— start of RECORDS SHOWN —

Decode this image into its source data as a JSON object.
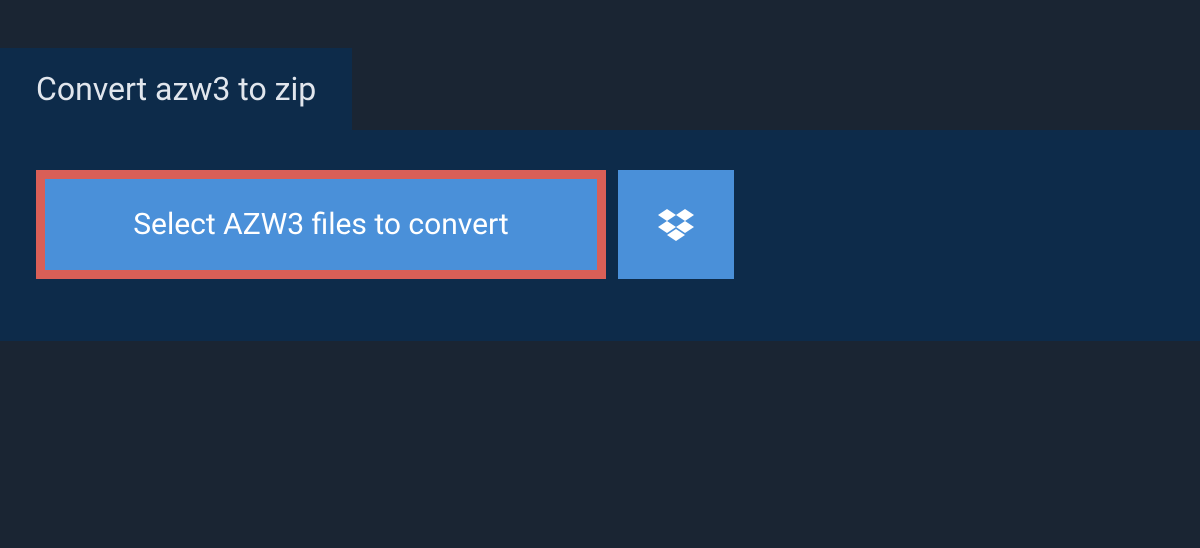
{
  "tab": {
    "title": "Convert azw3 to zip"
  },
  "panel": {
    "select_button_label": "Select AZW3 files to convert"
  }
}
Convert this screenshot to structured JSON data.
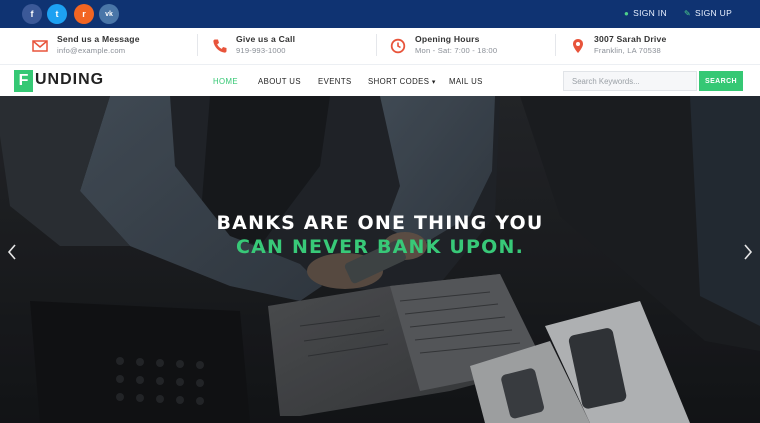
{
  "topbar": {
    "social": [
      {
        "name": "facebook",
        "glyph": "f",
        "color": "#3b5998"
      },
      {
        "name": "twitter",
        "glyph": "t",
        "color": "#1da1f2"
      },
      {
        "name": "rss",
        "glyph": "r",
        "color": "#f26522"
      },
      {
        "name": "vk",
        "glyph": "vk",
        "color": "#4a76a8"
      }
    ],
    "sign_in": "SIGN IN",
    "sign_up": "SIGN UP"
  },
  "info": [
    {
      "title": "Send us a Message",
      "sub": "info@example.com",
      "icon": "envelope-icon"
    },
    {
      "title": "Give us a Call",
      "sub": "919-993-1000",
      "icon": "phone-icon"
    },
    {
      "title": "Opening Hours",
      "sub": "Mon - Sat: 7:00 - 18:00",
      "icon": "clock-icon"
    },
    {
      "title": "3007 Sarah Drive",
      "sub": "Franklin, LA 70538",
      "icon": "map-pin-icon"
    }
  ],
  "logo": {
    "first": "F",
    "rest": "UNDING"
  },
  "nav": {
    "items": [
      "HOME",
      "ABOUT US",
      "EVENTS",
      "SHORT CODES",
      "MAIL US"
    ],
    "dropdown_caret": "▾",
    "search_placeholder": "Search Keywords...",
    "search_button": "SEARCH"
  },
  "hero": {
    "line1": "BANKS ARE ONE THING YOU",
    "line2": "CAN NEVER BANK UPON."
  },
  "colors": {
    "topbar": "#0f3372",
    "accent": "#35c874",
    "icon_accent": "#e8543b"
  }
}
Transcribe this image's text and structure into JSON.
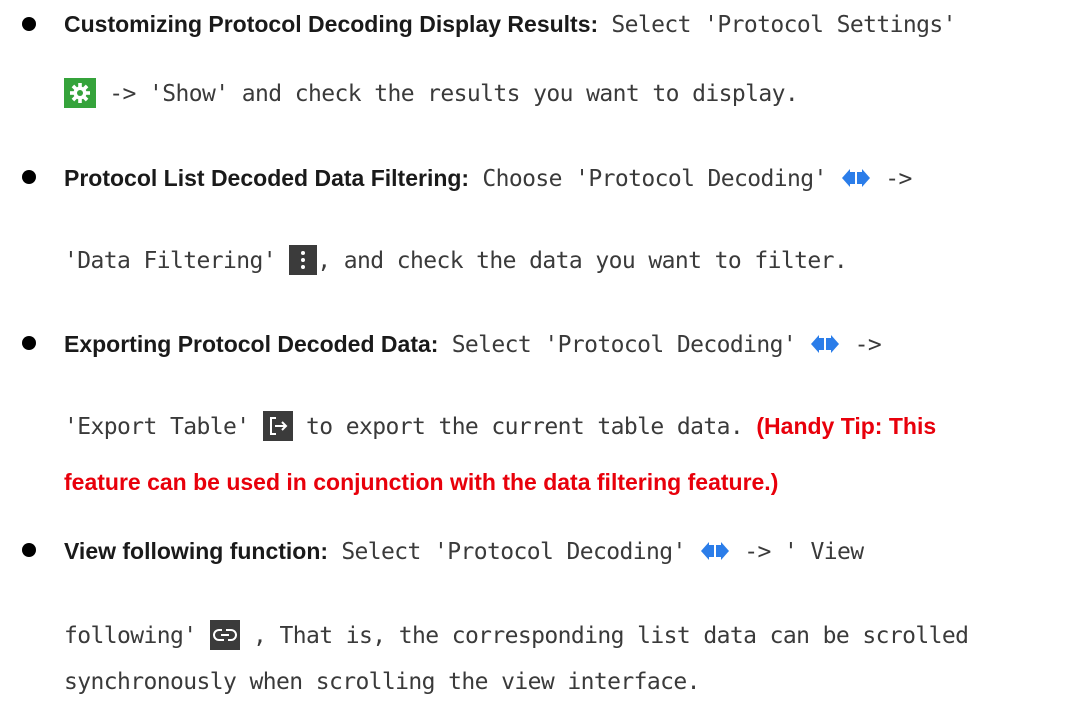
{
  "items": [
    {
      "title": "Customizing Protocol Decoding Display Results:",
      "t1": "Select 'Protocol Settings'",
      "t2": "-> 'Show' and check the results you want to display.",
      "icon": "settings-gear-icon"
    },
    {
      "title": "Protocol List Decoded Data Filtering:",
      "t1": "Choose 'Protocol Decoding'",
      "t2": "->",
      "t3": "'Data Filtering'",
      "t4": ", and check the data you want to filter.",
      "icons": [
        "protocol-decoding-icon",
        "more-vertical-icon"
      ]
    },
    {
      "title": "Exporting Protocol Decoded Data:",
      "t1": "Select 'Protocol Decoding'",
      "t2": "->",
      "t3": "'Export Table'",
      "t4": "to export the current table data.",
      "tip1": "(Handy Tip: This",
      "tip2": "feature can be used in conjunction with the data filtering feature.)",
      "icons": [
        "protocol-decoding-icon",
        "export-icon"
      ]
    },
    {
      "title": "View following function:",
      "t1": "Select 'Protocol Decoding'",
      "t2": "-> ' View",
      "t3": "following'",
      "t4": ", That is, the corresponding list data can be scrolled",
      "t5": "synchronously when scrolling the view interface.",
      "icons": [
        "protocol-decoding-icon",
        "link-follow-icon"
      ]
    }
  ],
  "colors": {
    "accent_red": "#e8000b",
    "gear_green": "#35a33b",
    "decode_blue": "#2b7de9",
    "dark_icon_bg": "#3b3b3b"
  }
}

— end of RECORDS SHOWN —
— start of RECORDS SHOWN —

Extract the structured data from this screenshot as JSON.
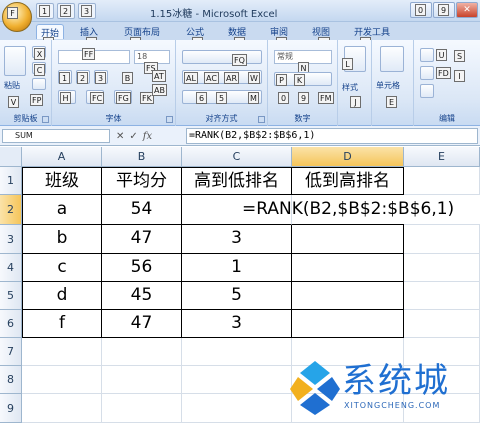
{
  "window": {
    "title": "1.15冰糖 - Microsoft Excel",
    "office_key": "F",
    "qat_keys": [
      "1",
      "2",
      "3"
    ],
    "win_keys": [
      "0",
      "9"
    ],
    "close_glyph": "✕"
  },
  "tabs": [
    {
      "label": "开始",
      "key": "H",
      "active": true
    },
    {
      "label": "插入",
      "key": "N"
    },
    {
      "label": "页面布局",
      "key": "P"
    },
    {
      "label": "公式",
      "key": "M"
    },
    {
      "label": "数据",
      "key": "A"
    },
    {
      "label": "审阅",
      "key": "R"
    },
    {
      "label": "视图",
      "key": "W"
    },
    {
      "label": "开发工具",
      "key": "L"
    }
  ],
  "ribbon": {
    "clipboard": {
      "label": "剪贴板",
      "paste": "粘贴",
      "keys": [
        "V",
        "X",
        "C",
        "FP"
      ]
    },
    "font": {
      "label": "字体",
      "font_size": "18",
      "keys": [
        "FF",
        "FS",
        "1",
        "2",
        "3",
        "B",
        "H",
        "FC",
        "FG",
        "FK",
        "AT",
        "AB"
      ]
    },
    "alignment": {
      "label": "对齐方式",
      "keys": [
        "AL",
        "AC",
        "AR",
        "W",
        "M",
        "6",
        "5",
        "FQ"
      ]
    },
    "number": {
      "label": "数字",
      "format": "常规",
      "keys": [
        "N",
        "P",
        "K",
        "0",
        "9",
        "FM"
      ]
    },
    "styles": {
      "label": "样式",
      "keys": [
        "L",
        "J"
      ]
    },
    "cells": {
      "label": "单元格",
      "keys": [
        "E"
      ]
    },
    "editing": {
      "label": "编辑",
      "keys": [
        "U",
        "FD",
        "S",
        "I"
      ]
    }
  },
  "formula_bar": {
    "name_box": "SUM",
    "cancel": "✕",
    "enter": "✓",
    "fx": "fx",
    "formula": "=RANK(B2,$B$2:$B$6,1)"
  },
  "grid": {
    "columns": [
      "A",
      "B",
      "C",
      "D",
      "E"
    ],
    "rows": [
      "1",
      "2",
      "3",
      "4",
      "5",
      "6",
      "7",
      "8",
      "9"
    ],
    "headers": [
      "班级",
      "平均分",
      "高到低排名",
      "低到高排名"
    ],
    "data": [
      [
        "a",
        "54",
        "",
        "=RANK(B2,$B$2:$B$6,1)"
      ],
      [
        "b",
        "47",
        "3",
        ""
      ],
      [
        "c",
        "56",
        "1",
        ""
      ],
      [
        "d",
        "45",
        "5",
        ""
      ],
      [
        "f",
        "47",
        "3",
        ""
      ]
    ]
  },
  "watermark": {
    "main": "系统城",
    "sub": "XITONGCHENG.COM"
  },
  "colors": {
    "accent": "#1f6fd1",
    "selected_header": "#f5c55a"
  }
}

— end of RECORDS SHOWN —

Calculate how many lines of the material include the string "following", and state that number by itself.

_SOLUTION TO THE PROBLEM_
2